--- Start RECORDS SUPPLIED ---

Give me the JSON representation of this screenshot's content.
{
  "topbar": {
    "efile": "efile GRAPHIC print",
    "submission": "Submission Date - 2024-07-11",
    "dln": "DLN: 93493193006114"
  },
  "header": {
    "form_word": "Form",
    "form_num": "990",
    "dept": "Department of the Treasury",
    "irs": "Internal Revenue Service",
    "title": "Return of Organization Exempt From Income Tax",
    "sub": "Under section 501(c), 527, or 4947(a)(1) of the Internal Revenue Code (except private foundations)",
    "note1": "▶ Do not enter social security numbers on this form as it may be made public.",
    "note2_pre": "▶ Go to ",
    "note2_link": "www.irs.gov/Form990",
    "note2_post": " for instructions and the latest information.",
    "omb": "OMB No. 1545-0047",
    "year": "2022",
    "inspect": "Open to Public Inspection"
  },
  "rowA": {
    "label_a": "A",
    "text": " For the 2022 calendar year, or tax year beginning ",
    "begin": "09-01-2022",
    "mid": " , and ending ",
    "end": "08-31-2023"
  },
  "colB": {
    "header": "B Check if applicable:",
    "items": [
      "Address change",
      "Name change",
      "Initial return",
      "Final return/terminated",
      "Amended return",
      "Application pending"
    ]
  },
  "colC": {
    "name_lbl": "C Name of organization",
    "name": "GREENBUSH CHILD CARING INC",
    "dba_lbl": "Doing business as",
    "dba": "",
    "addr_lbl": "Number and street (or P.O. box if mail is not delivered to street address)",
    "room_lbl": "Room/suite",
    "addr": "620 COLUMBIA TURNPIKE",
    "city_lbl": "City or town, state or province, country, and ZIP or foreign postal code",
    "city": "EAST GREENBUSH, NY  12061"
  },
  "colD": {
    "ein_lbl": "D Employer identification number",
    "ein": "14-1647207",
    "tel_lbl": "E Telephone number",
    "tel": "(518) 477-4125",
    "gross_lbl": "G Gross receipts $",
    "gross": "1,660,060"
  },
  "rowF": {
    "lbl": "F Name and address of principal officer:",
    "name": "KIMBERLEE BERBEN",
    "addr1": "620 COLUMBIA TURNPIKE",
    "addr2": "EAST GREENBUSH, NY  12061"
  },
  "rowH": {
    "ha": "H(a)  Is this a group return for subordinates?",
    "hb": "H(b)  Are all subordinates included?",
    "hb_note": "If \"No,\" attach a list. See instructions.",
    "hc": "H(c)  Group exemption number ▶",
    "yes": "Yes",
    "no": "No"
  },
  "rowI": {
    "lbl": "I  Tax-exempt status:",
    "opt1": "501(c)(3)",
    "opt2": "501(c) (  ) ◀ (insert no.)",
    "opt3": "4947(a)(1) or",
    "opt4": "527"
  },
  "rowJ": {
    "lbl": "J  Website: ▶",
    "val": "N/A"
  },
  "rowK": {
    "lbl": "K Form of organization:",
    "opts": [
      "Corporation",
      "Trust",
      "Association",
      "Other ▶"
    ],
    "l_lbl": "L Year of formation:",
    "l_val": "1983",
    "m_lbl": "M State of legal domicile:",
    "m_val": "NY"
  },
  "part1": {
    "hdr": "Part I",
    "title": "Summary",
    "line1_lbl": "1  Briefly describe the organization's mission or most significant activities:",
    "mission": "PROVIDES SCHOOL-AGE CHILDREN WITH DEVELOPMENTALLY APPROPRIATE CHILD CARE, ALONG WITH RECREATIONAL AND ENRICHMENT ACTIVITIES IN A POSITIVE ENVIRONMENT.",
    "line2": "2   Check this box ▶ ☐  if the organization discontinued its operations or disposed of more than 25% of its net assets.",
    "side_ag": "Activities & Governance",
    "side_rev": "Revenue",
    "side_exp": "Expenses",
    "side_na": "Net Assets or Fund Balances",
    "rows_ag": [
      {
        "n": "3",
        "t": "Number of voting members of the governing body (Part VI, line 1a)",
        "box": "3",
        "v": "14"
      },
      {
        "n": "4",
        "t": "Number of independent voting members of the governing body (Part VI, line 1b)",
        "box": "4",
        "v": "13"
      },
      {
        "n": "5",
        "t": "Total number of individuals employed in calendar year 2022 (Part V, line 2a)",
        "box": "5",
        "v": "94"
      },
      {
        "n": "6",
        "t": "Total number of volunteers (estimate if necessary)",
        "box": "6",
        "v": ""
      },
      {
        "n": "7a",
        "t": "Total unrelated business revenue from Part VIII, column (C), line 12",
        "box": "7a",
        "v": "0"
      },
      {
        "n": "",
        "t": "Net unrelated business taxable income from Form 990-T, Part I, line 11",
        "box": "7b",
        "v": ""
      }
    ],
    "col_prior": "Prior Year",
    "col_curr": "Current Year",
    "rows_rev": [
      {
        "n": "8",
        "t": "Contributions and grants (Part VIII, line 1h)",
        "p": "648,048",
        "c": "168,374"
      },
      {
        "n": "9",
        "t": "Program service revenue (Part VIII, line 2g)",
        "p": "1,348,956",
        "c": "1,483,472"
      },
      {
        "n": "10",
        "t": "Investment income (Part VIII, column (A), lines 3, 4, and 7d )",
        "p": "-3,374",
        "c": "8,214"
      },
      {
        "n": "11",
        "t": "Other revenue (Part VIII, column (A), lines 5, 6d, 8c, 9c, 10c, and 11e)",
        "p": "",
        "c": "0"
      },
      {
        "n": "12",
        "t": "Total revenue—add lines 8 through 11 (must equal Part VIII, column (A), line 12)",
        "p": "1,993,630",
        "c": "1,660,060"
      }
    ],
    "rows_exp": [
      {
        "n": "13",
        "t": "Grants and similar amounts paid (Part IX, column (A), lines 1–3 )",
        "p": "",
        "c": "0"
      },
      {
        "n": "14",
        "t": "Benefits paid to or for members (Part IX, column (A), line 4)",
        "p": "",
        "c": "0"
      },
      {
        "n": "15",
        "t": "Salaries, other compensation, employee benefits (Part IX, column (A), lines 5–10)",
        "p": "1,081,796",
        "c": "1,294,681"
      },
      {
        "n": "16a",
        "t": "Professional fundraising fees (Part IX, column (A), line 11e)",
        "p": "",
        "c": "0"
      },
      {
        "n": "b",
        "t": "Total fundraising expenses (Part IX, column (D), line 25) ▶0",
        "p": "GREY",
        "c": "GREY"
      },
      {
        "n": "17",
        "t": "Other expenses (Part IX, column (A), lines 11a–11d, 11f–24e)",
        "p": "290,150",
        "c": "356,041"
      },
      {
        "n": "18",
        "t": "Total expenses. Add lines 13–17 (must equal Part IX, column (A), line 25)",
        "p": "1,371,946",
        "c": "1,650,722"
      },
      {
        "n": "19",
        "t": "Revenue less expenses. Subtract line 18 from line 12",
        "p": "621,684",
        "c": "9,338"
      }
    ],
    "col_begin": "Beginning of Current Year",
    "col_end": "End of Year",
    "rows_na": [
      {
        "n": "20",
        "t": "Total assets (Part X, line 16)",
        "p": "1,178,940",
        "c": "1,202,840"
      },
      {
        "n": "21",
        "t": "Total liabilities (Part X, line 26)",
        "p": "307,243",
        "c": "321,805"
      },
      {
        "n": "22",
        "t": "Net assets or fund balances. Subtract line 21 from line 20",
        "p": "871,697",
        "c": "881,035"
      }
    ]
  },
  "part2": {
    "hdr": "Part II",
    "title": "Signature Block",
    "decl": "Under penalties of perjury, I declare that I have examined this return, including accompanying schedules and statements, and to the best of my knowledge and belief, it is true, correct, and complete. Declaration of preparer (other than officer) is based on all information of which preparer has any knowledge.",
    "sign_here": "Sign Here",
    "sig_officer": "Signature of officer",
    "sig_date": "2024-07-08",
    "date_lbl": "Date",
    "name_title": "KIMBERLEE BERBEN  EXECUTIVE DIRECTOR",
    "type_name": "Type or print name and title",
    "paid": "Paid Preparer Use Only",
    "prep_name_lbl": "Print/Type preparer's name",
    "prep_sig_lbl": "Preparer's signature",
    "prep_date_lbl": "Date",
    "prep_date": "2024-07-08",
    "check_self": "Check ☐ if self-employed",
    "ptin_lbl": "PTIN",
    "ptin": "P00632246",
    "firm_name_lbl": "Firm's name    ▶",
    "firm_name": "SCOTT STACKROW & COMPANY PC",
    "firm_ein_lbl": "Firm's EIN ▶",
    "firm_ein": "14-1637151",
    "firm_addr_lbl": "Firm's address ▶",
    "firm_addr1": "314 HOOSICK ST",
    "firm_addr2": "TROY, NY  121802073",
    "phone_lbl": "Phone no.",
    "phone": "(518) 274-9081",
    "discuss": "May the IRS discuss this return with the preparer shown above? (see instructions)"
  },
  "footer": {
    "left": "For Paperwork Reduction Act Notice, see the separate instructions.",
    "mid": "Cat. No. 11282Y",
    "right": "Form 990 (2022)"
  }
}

--- End RECORDS SUPPLIED ---

**WHAT THE EXERCISE ASKS:** Scan the records above, count the lines with "EAST" in them, and give only the number.

**RESULT:** 2